───── DATASET RECORDS

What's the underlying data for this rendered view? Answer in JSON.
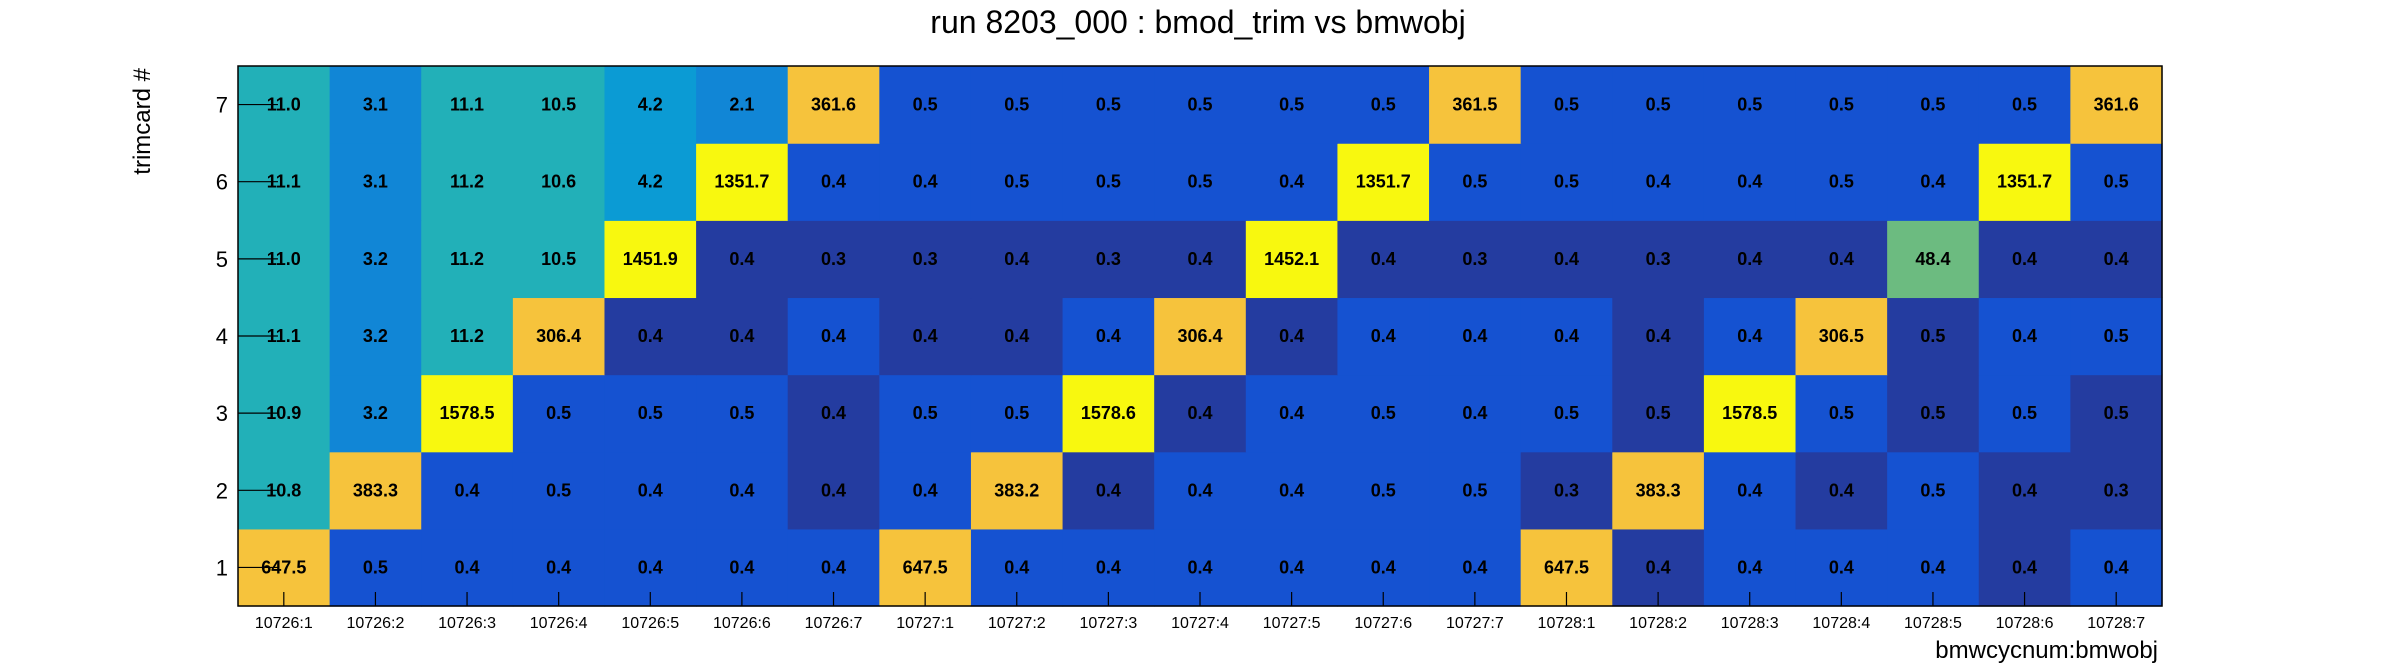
{
  "chart_data": {
    "type": "heatmap",
    "title": "run 8203_000 : bmod_trim vs bmwobj",
    "xlabel": "bmwcycnum:bmwobj",
    "ylabel": "trimcard #",
    "x_categories": [
      "10726:1",
      "10726:2",
      "10726:3",
      "10726:4",
      "10726:5",
      "10726:6",
      "10726:7",
      "10727:1",
      "10727:2",
      "10727:3",
      "10727:4",
      "10727:5",
      "10727:6",
      "10727:7",
      "10728:1",
      "10728:2",
      "10728:3",
      "10728:4",
      "10728:5",
      "10728:6",
      "10728:7"
    ],
    "y_categories": [
      "1",
      "2",
      "3",
      "4",
      "5",
      "6",
      "7"
    ],
    "values": [
      [
        "647.5",
        "0.5",
        "0.4",
        "0.4",
        "0.4",
        "0.4",
        "0.4",
        "647.5",
        "0.4",
        "0.4",
        "0.4",
        "0.4",
        "0.4",
        "0.4",
        "647.5",
        "0.4",
        "0.4",
        "0.4",
        "0.4",
        "0.4",
        "0.4"
      ],
      [
        "10.8",
        "383.3",
        "0.4",
        "0.5",
        "0.4",
        "0.4",
        "0.4",
        "0.4",
        "383.2",
        "0.4",
        "0.4",
        "0.4",
        "0.5",
        "0.5",
        "0.3",
        "383.3",
        "0.4",
        "0.4",
        "0.5",
        "0.4",
        "0.3"
      ],
      [
        "10.9",
        "3.2",
        "1578.5",
        "0.5",
        "0.5",
        "0.5",
        "0.4",
        "0.5",
        "0.5",
        "1578.6",
        "0.4",
        "0.4",
        "0.5",
        "0.4",
        "0.5",
        "0.5",
        "1578.5",
        "0.5",
        "0.5",
        "0.5",
        "0.5"
      ],
      [
        "11.1",
        "3.2",
        "11.2",
        "306.4",
        "0.4",
        "0.4",
        "0.4",
        "0.4",
        "0.4",
        "0.4",
        "306.4",
        "0.4",
        "0.4",
        "0.4",
        "0.4",
        "0.4",
        "0.4",
        "306.5",
        "0.5",
        "0.4",
        "0.5"
      ],
      [
        "11.0",
        "3.2",
        "11.2",
        "10.5",
        "1451.9",
        "0.4",
        "0.3",
        "0.3",
        "0.4",
        "0.3",
        "0.4",
        "1452.1",
        "0.4",
        "0.3",
        "0.4",
        "0.3",
        "0.4",
        "0.4",
        "48.4",
        "0.4",
        "0.4"
      ],
      [
        "11.1",
        "3.1",
        "11.2",
        "10.6",
        "4.2",
        "1351.7",
        "0.4",
        "0.4",
        "0.5",
        "0.5",
        "0.5",
        "0.4",
        "1351.7",
        "0.5",
        "0.5",
        "0.4",
        "0.4",
        "0.5",
        "0.4",
        "1351.7",
        "0.5"
      ],
      [
        "11.0",
        "3.1",
        "11.1",
        "10.5",
        "4.2",
        "2.1",
        "361.6",
        "0.5",
        "0.5",
        "0.5",
        "0.5",
        "0.5",
        "0.5",
        "361.5",
        "0.5",
        "0.5",
        "0.5",
        "0.5",
        "0.5",
        "0.5",
        "361.6"
      ]
    ],
    "colors": {
      "yellow": "#f8f80f",
      "orange": "#f6c33c",
      "green": "#6cbb80",
      "teal": "#22b0b8",
      "sky": "#0b9bd4",
      "mid_blue": "#1186d6",
      "blue": "#1552d1",
      "dark_blue": "#243ca0"
    },
    "grid": false,
    "legend": "none"
  }
}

──────────

• EXERCISE INSTRUCTIONS: Go through the entries above and count the lines containing the word "bmwobj"; give only that count.

• CORRECT OUTPUT: 2